SUPPLIED DATA ->
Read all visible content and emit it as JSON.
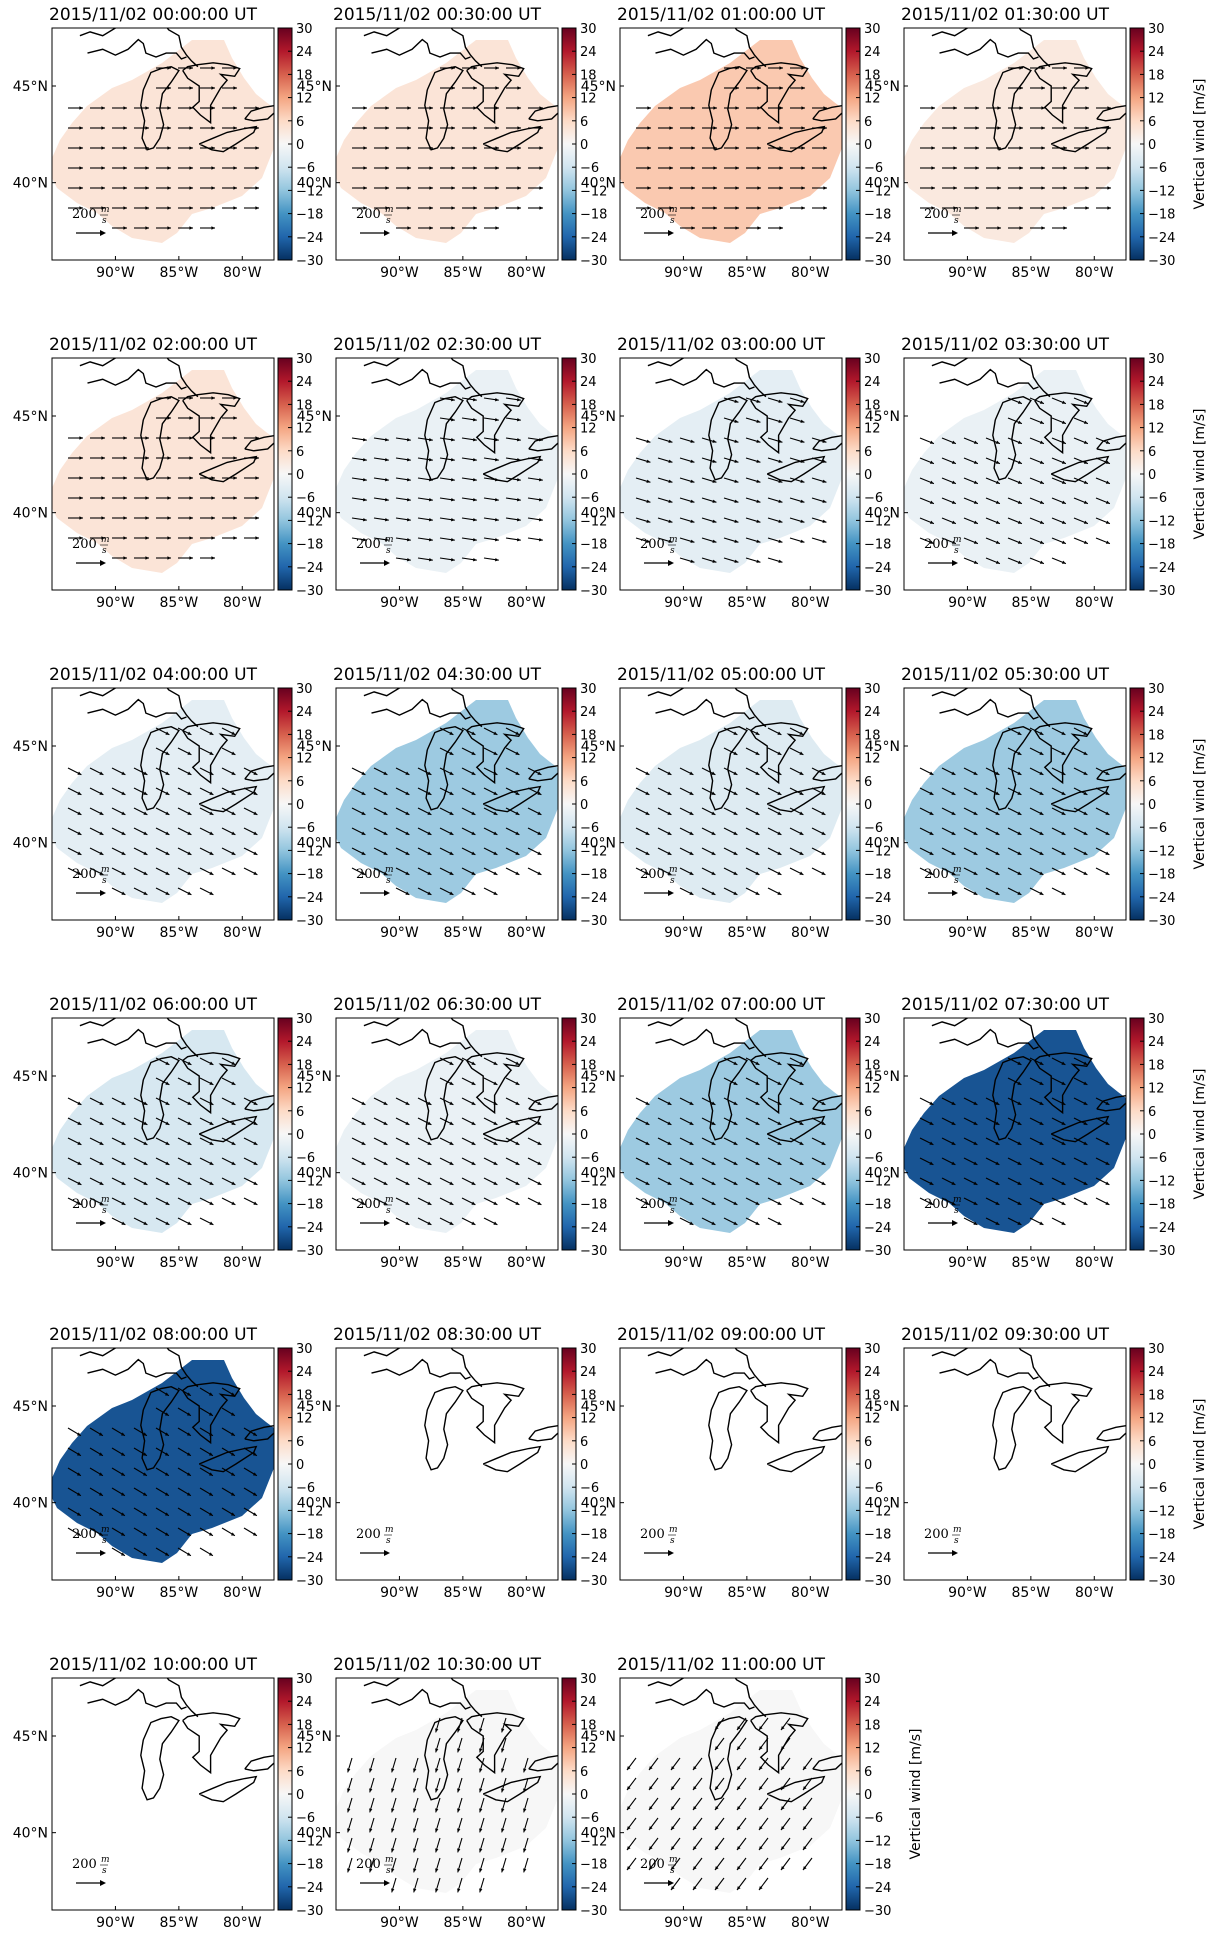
{
  "figure": {
    "colorbar": {
      "ticks": [
        "30",
        "24",
        "18",
        "12",
        "6",
        "0",
        "−6",
        "−12",
        "−18",
        "−24",
        "−30"
      ],
      "range": [
        -30,
        30
      ],
      "label": "Vertical wind [m/s]",
      "colors": [
        "#053061",
        "#2166ac",
        "#4393c3",
        "#92c5de",
        "#d1e5f0",
        "#f7f7f7",
        "#fddbc7",
        "#f4a582",
        "#d6604d",
        "#b2182b",
        "#67001f"
      ]
    },
    "axes": {
      "lon_ticks": [
        "90°W",
        "85°W",
        "80°W"
      ],
      "lat_ticks": [
        "45°N",
        "40°N"
      ]
    },
    "scale_label": "200",
    "scale_unit_num": "m",
    "scale_unit_den": "s",
    "panels": [
      {
        "title": "2015/11/02 00:00:00 UT",
        "vw": 4,
        "u": 1,
        "v": 0,
        "extent": "full"
      },
      {
        "title": "2015/11/02 00:30:00 UT",
        "vw": 4,
        "u": 1,
        "v": 0,
        "extent": "full"
      },
      {
        "title": "2015/11/02 01:00:00 UT",
        "vw": 8,
        "u": 1,
        "v": 0,
        "extent": "full"
      },
      {
        "title": "2015/11/02 01:30:00 UT",
        "vw": 3,
        "u": 1,
        "v": 0,
        "extent": "full"
      },
      {
        "title": "2015/11/02 02:00:00 UT",
        "vw": 4,
        "u": 1,
        "v": 0,
        "extent": "full"
      },
      {
        "title": "2015/11/02 02:30:00 UT",
        "vw": -2,
        "u": 1,
        "v": -0.15,
        "extent": "full"
      },
      {
        "title": "2015/11/02 03:00:00 UT",
        "vw": -3,
        "u": 1,
        "v": -0.3,
        "extent": "full"
      },
      {
        "title": "2015/11/02 03:30:00 UT",
        "vw": -2,
        "u": 1,
        "v": -0.4,
        "extent": "full"
      },
      {
        "title": "2015/11/02 04:00:00 UT",
        "vw": -3,
        "u": 1,
        "v": -0.5,
        "extent": "full"
      },
      {
        "title": "2015/11/02 04:30:00 UT",
        "vw": -11,
        "u": 1,
        "v": -0.5,
        "extent": "full"
      },
      {
        "title": "2015/11/02 05:00:00 UT",
        "vw": -4,
        "u": 1,
        "v": -0.5,
        "extent": "full"
      },
      {
        "title": "2015/11/02 05:30:00 UT",
        "vw": -11,
        "u": 1,
        "v": -0.5,
        "extent": "full"
      },
      {
        "title": "2015/11/02 06:00:00 UT",
        "vw": -5,
        "u": 1,
        "v": -0.5,
        "extent": "full"
      },
      {
        "title": "2015/11/02 06:30:00 UT",
        "vw": -2,
        "u": 1,
        "v": -0.5,
        "extent": "full"
      },
      {
        "title": "2015/11/02 07:00:00 UT",
        "vw": -11,
        "u": 1,
        "v": -0.5,
        "extent": "full"
      },
      {
        "title": "2015/11/02 07:30:00 UT",
        "vw": -26,
        "u": 1,
        "v": -0.5,
        "extent": "full"
      },
      {
        "title": "2015/11/02 08:00:00 UT",
        "vw": -26,
        "u": 1,
        "v": -0.6,
        "extent": "full"
      },
      {
        "title": "2015/11/02 08:30:00 UT",
        "vw": null,
        "u": 0,
        "v": 0,
        "extent": "none"
      },
      {
        "title": "2015/11/02 09:00:00 UT",
        "vw": null,
        "u": 0,
        "v": 0,
        "extent": "none"
      },
      {
        "title": "2015/11/02 09:30:00 UT",
        "vw": null,
        "u": 0,
        "v": 0,
        "extent": "none"
      },
      {
        "title": "2015/11/02 10:00:00 UT",
        "vw": null,
        "u": 0,
        "v": 0,
        "extent": "none"
      },
      {
        "title": "2015/11/02 10:30:00 UT",
        "vw": 0,
        "u": -0.3,
        "v": -1,
        "extent": "full"
      },
      {
        "title": "2015/11/02 11:00:00 UT",
        "vw": 0,
        "u": -0.6,
        "v": -0.8,
        "extent": "full"
      }
    ]
  }
}
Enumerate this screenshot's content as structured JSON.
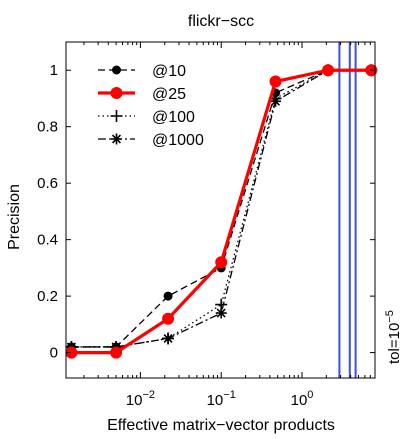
{
  "chart_data": {
    "type": "line",
    "title": "flickr−scc",
    "xlabel": "Effective matrix−vector products",
    "ylabel": "Precision",
    "x_scale": "log",
    "xlim": [
      0.0012,
      8
    ],
    "ylim": [
      -0.09,
      1.1
    ],
    "x_tick_labels": [
      {
        "value": 0.01,
        "base": "10",
        "exp": "−2"
      },
      {
        "value": 0.1,
        "base": "10",
        "exp": "−1"
      },
      {
        "value": 1,
        "base": "10",
        "exp": "0"
      }
    ],
    "y_ticks": [
      0,
      0.2,
      0.4,
      0.6,
      0.8,
      1
    ],
    "y_tick_labels": [
      "0",
      "0.2",
      "0.4",
      "0.6",
      "0.8",
      "1"
    ],
    "grid": false,
    "legend_position": "top-left",
    "series": [
      {
        "name": "@10",
        "color": "#000000",
        "dash": "dashed",
        "marker": "dot",
        "x": [
          0.0014,
          0.005,
          0.022,
          0.1,
          0.47,
          2.1,
          7.2
        ],
        "y": [
          0.02,
          0.02,
          0.2,
          0.3,
          0.92,
          1.0,
          1.0
        ]
      },
      {
        "name": "@25",
        "color": "#ff0000",
        "dash": "solid",
        "marker": "dot",
        "x": [
          0.0014,
          0.005,
          0.022,
          0.1,
          0.47,
          2.1,
          7.2
        ],
        "y": [
          0.0,
          0.0,
          0.12,
          0.32,
          0.96,
          1.0,
          1.0
        ]
      },
      {
        "name": "@100",
        "color": "#000000",
        "dash": "dotted",
        "marker": "plus",
        "x": [
          0.0014,
          0.005,
          0.022,
          0.1,
          0.47,
          2.1,
          7.2
        ],
        "y": [
          0.02,
          0.02,
          0.05,
          0.17,
          0.9,
          1.0,
          1.0
        ]
      },
      {
        "name": "@1000",
        "color": "#000000",
        "dash": "dashdot",
        "marker": "star",
        "x": [
          0.0014,
          0.005,
          0.022,
          0.1,
          0.47,
          2.1,
          7.2
        ],
        "y": [
          0.02,
          0.02,
          0.05,
          0.14,
          0.89,
          1.0,
          1.0
        ]
      }
    ],
    "vertical_lines": {
      "color": "#3a50d8",
      "x": [
        2.9,
        3.9,
        4.6
      ]
    },
    "annotation": {
      "base": "tol=10",
      "exp": "−5"
    }
  }
}
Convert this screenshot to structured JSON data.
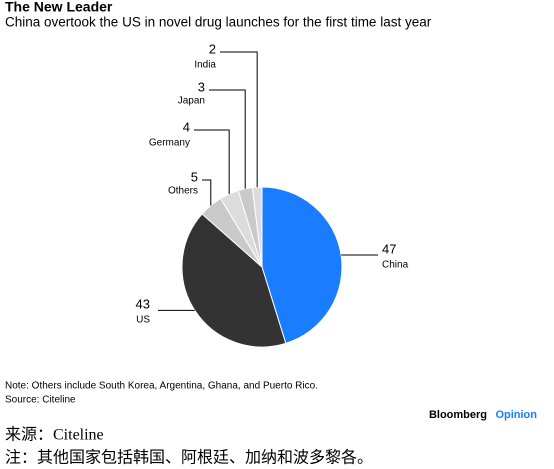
{
  "chart_data": {
    "type": "pie",
    "title": "The New Leader",
    "subtitle": "China overtook the US in novel drug launches for the first time last year",
    "categories": [
      "China",
      "US",
      "Others",
      "Germany",
      "Japan",
      "India"
    ],
    "values": [
      47,
      43,
      5,
      4,
      3,
      2
    ],
    "colors": [
      "#1a7dff",
      "#333333",
      "#c9c9c9",
      "#dcdcdc",
      "#c9c9c9",
      "#dcdcdc"
    ],
    "note": "Note: Others include South Korea, Argentina, Ghana, and Puerto Rico.",
    "source": "Source: Citeline",
    "brand": "Bloomberg",
    "brand_section": "Opinion",
    "source_zh": "来源：Citeline",
    "note_zh": "注：其他国家包括韩国、阿根廷、加纳和波多黎各。"
  }
}
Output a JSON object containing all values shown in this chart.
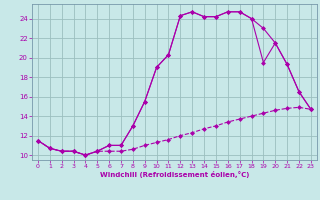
{
  "xlabel": "Windchill (Refroidissement éolien,°C)",
  "xlim": [
    -0.5,
    23.5
  ],
  "ylim": [
    9.5,
    25.5
  ],
  "yticks": [
    10,
    12,
    14,
    16,
    18,
    20,
    22,
    24
  ],
  "xticks": [
    0,
    1,
    2,
    3,
    4,
    5,
    6,
    7,
    8,
    9,
    10,
    11,
    12,
    13,
    14,
    15,
    16,
    17,
    18,
    19,
    20,
    21,
    22,
    23
  ],
  "bg_color": "#c8e8e8",
  "line_color": "#aa00aa",
  "grid_color": "#9bbfbf",
  "line1_x": [
    0,
    1,
    2,
    3,
    4,
    5,
    6,
    7,
    8,
    9,
    10,
    11,
    12,
    13,
    14,
    15,
    16,
    17,
    18,
    19,
    20,
    21,
    22,
    23
  ],
  "line1_y": [
    11.5,
    10.7,
    10.4,
    10.4,
    10.0,
    10.4,
    11.0,
    11.0,
    13.0,
    15.5,
    19.0,
    20.3,
    24.3,
    24.7,
    24.2,
    24.2,
    24.7,
    24.7,
    24.0,
    23.0,
    21.5,
    19.3,
    16.5,
    14.7
  ],
  "line2_x": [
    0,
    1,
    2,
    3,
    4,
    5,
    6,
    7,
    8,
    9,
    10,
    11,
    12,
    13,
    14,
    15,
    16,
    17,
    18,
    19,
    20,
    21,
    22,
    23
  ],
  "line2_y": [
    11.5,
    10.7,
    10.4,
    10.4,
    10.0,
    10.4,
    11.0,
    11.0,
    13.0,
    15.5,
    19.0,
    20.3,
    24.3,
    24.7,
    24.2,
    24.2,
    24.7,
    24.7,
    24.0,
    19.5,
    21.5,
    19.3,
    16.5,
    14.7
  ],
  "line3_x": [
    0,
    1,
    2,
    3,
    4,
    5,
    6,
    7,
    8,
    9,
    10,
    11,
    12,
    13,
    14,
    15,
    16,
    17,
    18,
    19,
    20,
    21,
    22,
    23
  ],
  "line3_y": [
    11.5,
    10.7,
    10.4,
    10.4,
    10.0,
    10.4,
    10.4,
    10.4,
    10.6,
    11.0,
    11.3,
    11.6,
    12.0,
    12.3,
    12.7,
    13.0,
    13.4,
    13.7,
    14.0,
    14.3,
    14.6,
    14.8,
    14.9,
    14.7
  ]
}
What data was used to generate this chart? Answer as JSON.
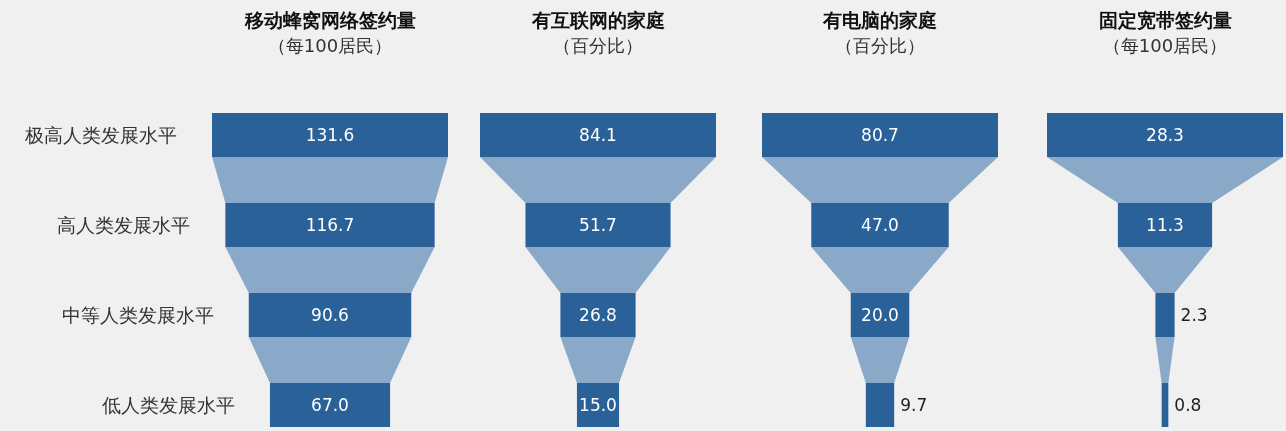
{
  "chart_data": [
    {
      "type": "other",
      "title": "移动蜂窝网络签约量",
      "subtitle": "（每100居民）",
      "categories": [
        "极高人类发展水平",
        "高人类发展水平",
        "中等人类发展水平",
        "低人类发展水平"
      ],
      "values": [
        131.6,
        116.7,
        90.6,
        67.0
      ],
      "value_labels": [
        "131.6",
        "116.7",
        "90.6",
        "67.0"
      ],
      "colors": [
        "#2a6199",
        "#2a6199",
        "#2a6199",
        "#2a6199"
      ]
    },
    {
      "type": "other",
      "title": "有互联网的家庭",
      "subtitle": "（百分比）",
      "categories": [
        null,
        null,
        null,
        null
      ],
      "values": [
        84.1,
        51.7,
        26.8,
        15.0
      ],
      "value_labels": [
        "84.1",
        "51.7",
        "26.8",
        "15.0"
      ],
      "colors": [
        "#2a6199",
        "#2a6199",
        "#2a6199",
        "#2a6199"
      ]
    },
    {
      "type": "other",
      "title": "有电脑的家庭",
      "subtitle": "（百分比）",
      "categories": [
        null,
        null,
        null,
        null
      ],
      "values": [
        80.7,
        47.0,
        20.0,
        9.7
      ],
      "value_labels": [
        "80.7",
        "47.0",
        "20.0",
        "9.7"
      ],
      "colors": [
        "#2a6199",
        "#2a6199",
        "#2a6199",
        "#2a6199"
      ]
    },
    {
      "type": "other",
      "title": "固定宽带签约量",
      "subtitle": "（每100居民）",
      "categories": [
        null,
        null,
        null,
        null
      ],
      "values": [
        28.3,
        11.3,
        2.3,
        0.8
      ],
      "value_labels": [
        "28.3",
        "11.3",
        "2.3",
        "0.8"
      ],
      "colors": [
        "#2a6199",
        "#2a6199",
        "#2a6199",
        "#2a6199"
      ]
    }
  ]
}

TASK STATEMENT -> List every line above that contains the word "Others".

RESULT OF THE TASK ->
      "Others",
    "note": "Note: Others include South Korea, Argentina, Ghana, and Puerto Rico.",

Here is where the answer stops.